AIM OF THE TASK: Reproduce the lines of the material exactly, excluding every image.

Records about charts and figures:
.....

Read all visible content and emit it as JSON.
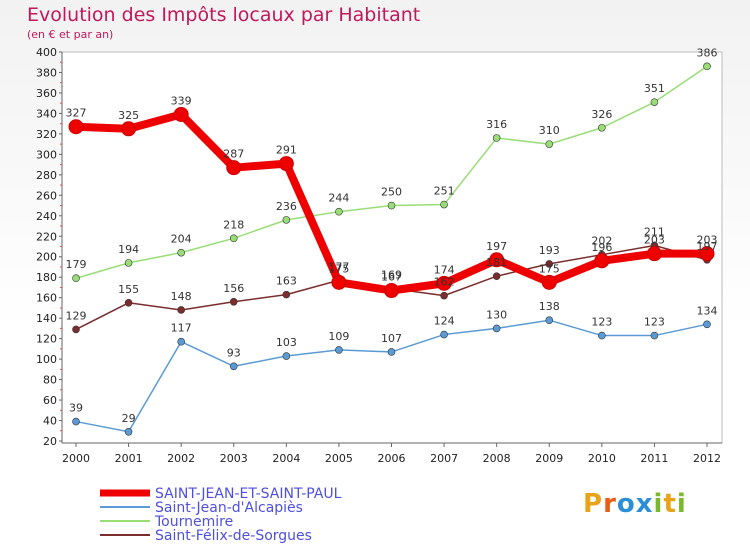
{
  "header": {
    "title": "Evolution des Impôts locaux par Habitant",
    "subtitle": "(en € et par an)"
  },
  "brand": {
    "text": "Proxiti",
    "colors": [
      "#e8a317",
      "#e85d17",
      "#2a8fd6",
      "#2a8fd6",
      "#7cb82f",
      "#e8a317",
      "#7cb82f"
    ]
  },
  "chart_data": {
    "type": "line",
    "categories": [
      "2000",
      "2001",
      "2002",
      "2003",
      "2004",
      "2005",
      "2006",
      "2007",
      "2008",
      "2009",
      "2010",
      "2011",
      "2012"
    ],
    "ylim": [
      20,
      400
    ],
    "yticks": [
      20,
      40,
      60,
      80,
      100,
      120,
      140,
      160,
      180,
      200,
      220,
      240,
      260,
      280,
      300,
      320,
      340,
      360,
      380,
      400
    ],
    "grid": false,
    "legend": "bottom-left",
    "series": [
      {
        "name": "SAINT-JEAN-ET-SAINT-PAUL",
        "color": "#ee0000",
        "values": [
          327,
          325,
          339,
          287,
          291,
          175,
          167,
          174,
          197,
          175,
          196,
          203,
          203
        ],
        "labels": [
          "327",
          "325",
          "339",
          "287",
          "291",
          "175",
          "167",
          "174",
          "197",
          "175",
          "196",
          "203",
          "203"
        ]
      },
      {
        "name": "Saint-Jean-d'Alcapiès",
        "color": "#5b9bd5",
        "values": [
          39,
          29,
          117,
          93,
          103,
          109,
          107,
          124,
          130,
          138,
          123,
          123,
          134
        ],
        "labels": [
          "39",
          "29",
          "117",
          "93",
          "103",
          "109",
          "107",
          "124",
          "130",
          "138",
          "123",
          "123",
          "134"
        ]
      },
      {
        "name": "Tournemire",
        "color": "#99dd77",
        "values": [
          179,
          194,
          204,
          218,
          236,
          244,
          250,
          251,
          316,
          310,
          326,
          351,
          386
        ],
        "labels": [
          "179",
          "194",
          "204",
          "218",
          "236",
          "244",
          "250",
          "251",
          "316",
          "310",
          "326",
          "351",
          "386"
        ]
      },
      {
        "name": "Saint-Félix-de-Sorgues",
        "color": "#7b2d2d",
        "values": [
          129,
          155,
          148,
          156,
          163,
          177,
          169,
          162,
          181,
          193,
          202,
          211,
          197
        ],
        "labels": [
          "129",
          "155",
          "148",
          "156",
          "163",
          "177",
          "169",
          "162",
          "181",
          "193",
          "202",
          "211",
          "197"
        ]
      }
    ]
  }
}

.....

EXERCISE RESPONSE:
Read all visible content and emit it as JSON.
{
  "header": {
    "title": "Evolution des Impôts locaux par Habitant",
    "subtitle": "(en € et par an)"
  },
  "brand": {
    "text": "Proxiti",
    "colors": [
      "#e8a317",
      "#e85d17",
      "#2a8fd6",
      "#2a8fd6",
      "#7cb82f",
      "#e8a317",
      "#7cb82f"
    ]
  },
  "chart_data": {
    "type": "line",
    "categories": [
      "2000",
      "2001",
      "2002",
      "2003",
      "2004",
      "2005",
      "2006",
      "2007",
      "2008",
      "2009",
      "2010",
      "2011",
      "2012"
    ],
    "ylim": [
      20,
      400
    ],
    "yticks": [
      20,
      40,
      60,
      80,
      100,
      120,
      140,
      160,
      180,
      200,
      220,
      240,
      260,
      280,
      300,
      320,
      340,
      360,
      380,
      400
    ],
    "grid": false,
    "legend": "bottom-left",
    "series": [
      {
        "name": "SAINT-JEAN-ET-SAINT-PAUL",
        "color": "#ee0000",
        "values": [
          327,
          325,
          339,
          287,
          291,
          175,
          167,
          174,
          197,
          175,
          196,
          203,
          203
        ],
        "labels": [
          "327",
          "325",
          "339",
          "287",
          "291",
          "175",
          "167",
          "174",
          "197",
          "175",
          "196",
          "203",
          "203"
        ]
      },
      {
        "name": "Saint-Jean-d'Alcapiès",
        "color": "#5b9bd5",
        "values": [
          39,
          29,
          117,
          93,
          103,
          109,
          107,
          124,
          130,
          138,
          123,
          123,
          134
        ],
        "labels": [
          "39",
          "29",
          "117",
          "93",
          "103",
          "109",
          "107",
          "124",
          "130",
          "138",
          "123",
          "123",
          "134"
        ]
      },
      {
        "name": "Tournemire",
        "color": "#99dd77",
        "values": [
          179,
          194,
          204,
          218,
          236,
          244,
          250,
          251,
          316,
          310,
          326,
          351,
          386
        ],
        "labels": [
          "179",
          "194",
          "204",
          "218",
          "236",
          "244",
          "250",
          "251",
          "316",
          "310",
          "326",
          "351",
          "386"
        ]
      },
      {
        "name": "Saint-Félix-de-Sorgues",
        "color": "#7b2d2d",
        "values": [
          129,
          155,
          148,
          156,
          163,
          177,
          169,
          162,
          181,
          193,
          202,
          211,
          197
        ],
        "labels": [
          "129",
          "155",
          "148",
          "156",
          "163",
          "177",
          "169",
          "162",
          "181",
          "193",
          "202",
          "211",
          "197"
        ]
      }
    ]
  }
}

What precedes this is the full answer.